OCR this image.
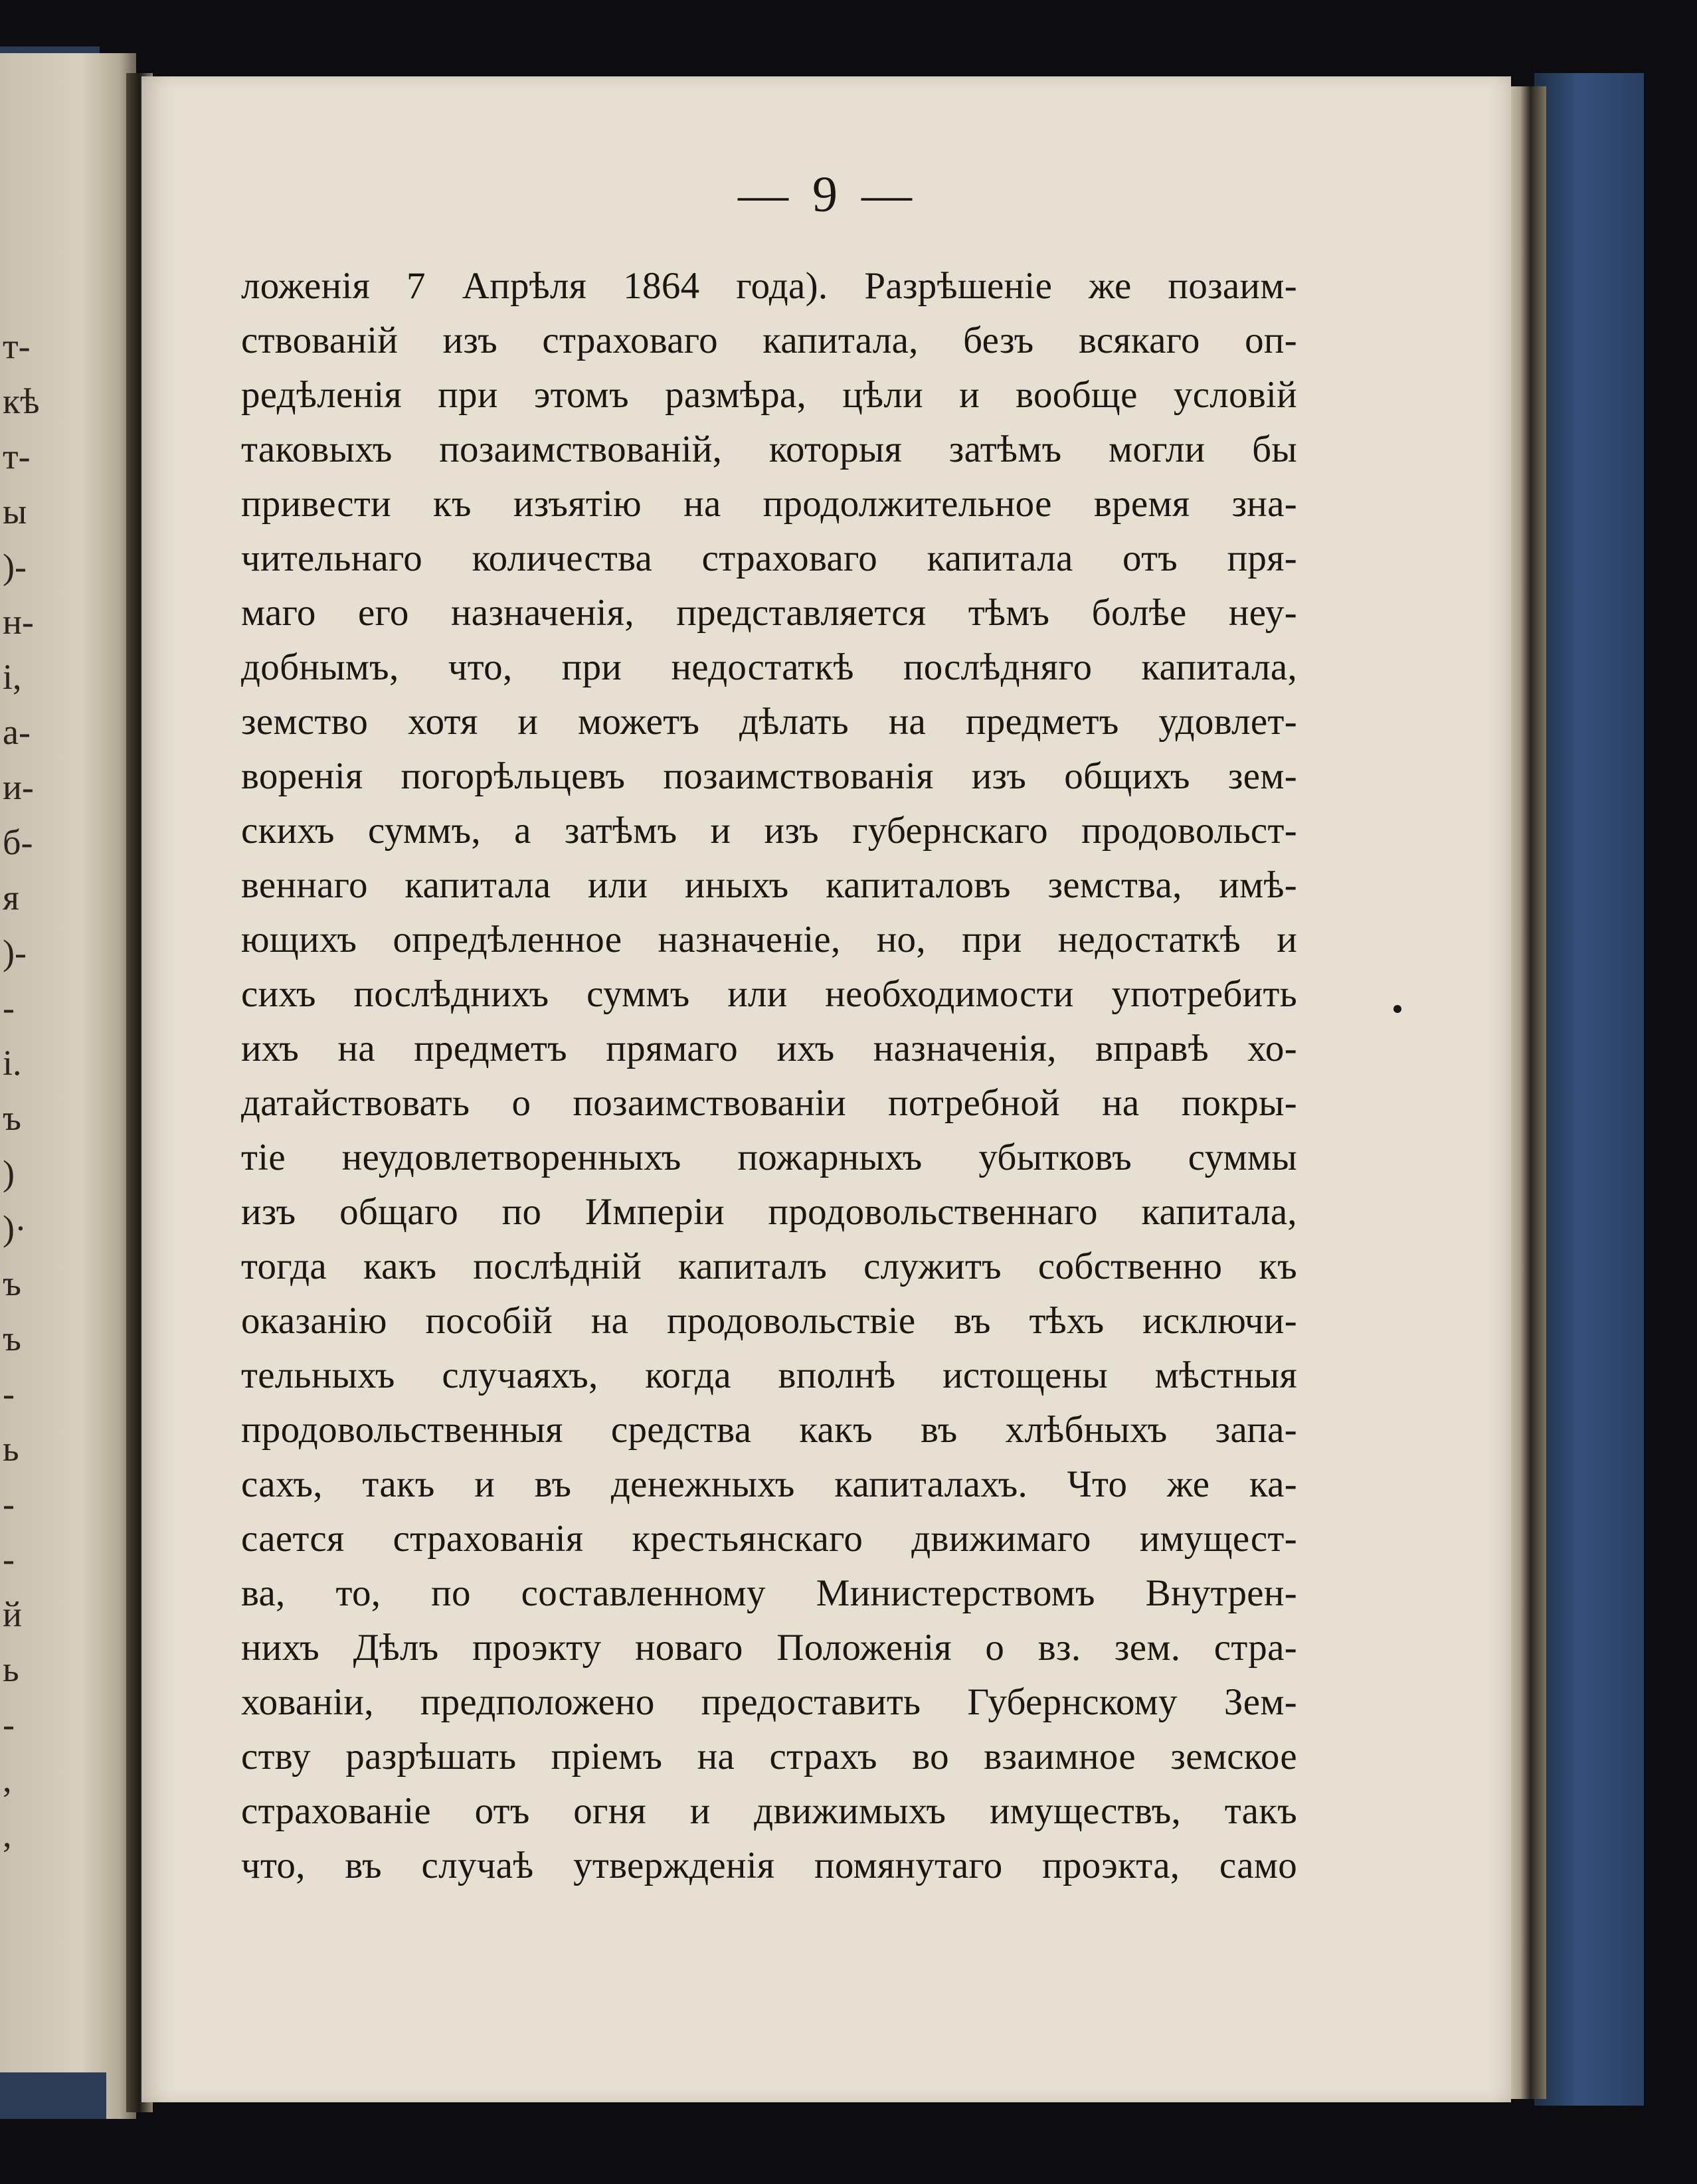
т-
кѣ
т-
ы
)-
н-
і,
а-
и-
б-
я
)-
-
і.
ъ
)
)·
ъ
ъ
-
ь
-
-
й
ь
-
,
,
— 9 —
ложенія 7 Апрѣля 1864 года). Разрѣшеніе же позаим-
ствованій изъ страховаго капитала, безъ всякаго оп-
редѣленія при этомъ размѣра, цѣли и вообще условій
таковыхъ позаимствованій, которыя затѣмъ могли бы
привести къ изъятію на продолжительное время зна-
чительнаго количества страховаго капитала отъ пря-
маго его назначенія, представляется тѣмъ болѣе неу-
добнымъ, что, при недостаткѣ послѣдняго капитала,
земство хотя и можетъ дѣлать на предметъ удовлет-
воренія погорѣльцевъ позаимствованія изъ общихъ зем-
скихъ суммъ, а затѣмъ и изъ губернскаго продовольст-
веннаго капитала или иныхъ капиталовъ земства, имѣ-
ющихъ опредѣленное назначеніе, но, при недостаткѣ и
сихъ послѣднихъ суммъ или необходимости употребить
ихъ на предметъ прямаго ихъ назначенія, вправѣ хо-
датайствовать о позаимствованіи потребной на покры-
тіе неудовлетворенныхъ пожарныхъ убытковъ суммы
изъ общаго по Имперіи продовольственнаго капитала,
тогда какъ послѣдній капиталъ служитъ собственно къ
оказанію пособій на продовольствіе въ тѣхъ исключи-
тельныхъ случаяхъ, когда вполнѣ истощены мѣстныя
продовольственныя средства какъ въ хлѣбныхъ запа-
сахъ, такъ и въ денежныхъ капиталахъ. Что же ка-
сается страхованія крестьянскаго движимаго имущест-
ва, то, по составленному Министерствомъ Внутрен-
нихъ Дѣлъ проэкту новаго Положенія о вз. зем. стра-
хованіи, предположено предоставить Губернскому Зем-
ству разрѣшать пріемъ на страхъ во взаимное земское
страхованіе отъ огня и движимыхъ имуществъ, такъ
что, въ случаѣ утвержденія помянутаго проэкта, само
+ + + + +
Aim of the exercise –
Reproduce each line of the records exactly, and omit every picture.

The reply –
OCR this image.
т-
кѣ
т-
ы
)-
н-
і,
а-
и-
б-
я
)-
-
і.
ъ
)
)·
ъ
ъ
-
ь
-
-
й
ь
-
,
,
— 9 —
ложенія 7 Апрѣля 1864 года). Разрѣшеніе же позаим-
ствованій изъ страховаго капитала, безъ всякаго оп-
редѣленія при этомъ размѣра, цѣли и вообще условій
таковыхъ позаимствованій, которыя затѣмъ могли бы
привести къ изъятію на продолжительное время зна-
чительнаго количества страховаго капитала отъ пря-
маго его назначенія, представляется тѣмъ болѣе неу-
добнымъ, что, при недостаткѣ послѣдняго капитала,
земство хотя и можетъ дѣлать на предметъ удовлет-
воренія погорѣльцевъ позаимствованія изъ общихъ зем-
скихъ суммъ, а затѣмъ и изъ губернскаго продовольст-
веннаго капитала или иныхъ капиталовъ земства, имѣ-
ющихъ опредѣленное назначеніе, но, при недостаткѣ и
сихъ послѣднихъ суммъ или необходимости употребить
ихъ на предметъ прямаго ихъ назначенія, вправѣ хо-
датайствовать о позаимствованіи потребной на покры-
тіе неудовлетворенныхъ пожарныхъ убытковъ суммы
изъ общаго по Имперіи продовольственнаго капитала,
тогда какъ послѣдній капиталъ служитъ собственно къ
оказанію пособій на продовольствіе въ тѣхъ исключи-
тельныхъ случаяхъ, когда вполнѣ истощены мѣстныя
продовольственныя средства какъ въ хлѣбныхъ запа-
сахъ, такъ и въ денежныхъ капиталахъ. Что же ка-
сается страхованія крестьянскаго движимаго имущест-
ва, то, по составленному Министерствомъ Внутрен-
нихъ Дѣлъ проэкту новаго Положенія о вз. зем. стра-
хованіи, предположено предоставить Губернскому Зем-
ству разрѣшать пріемъ на страхъ во взаимное земское
страхованіе отъ огня и движимыхъ имуществъ, такъ
что, въ случаѣ утвержденія помянутаго проэкта, само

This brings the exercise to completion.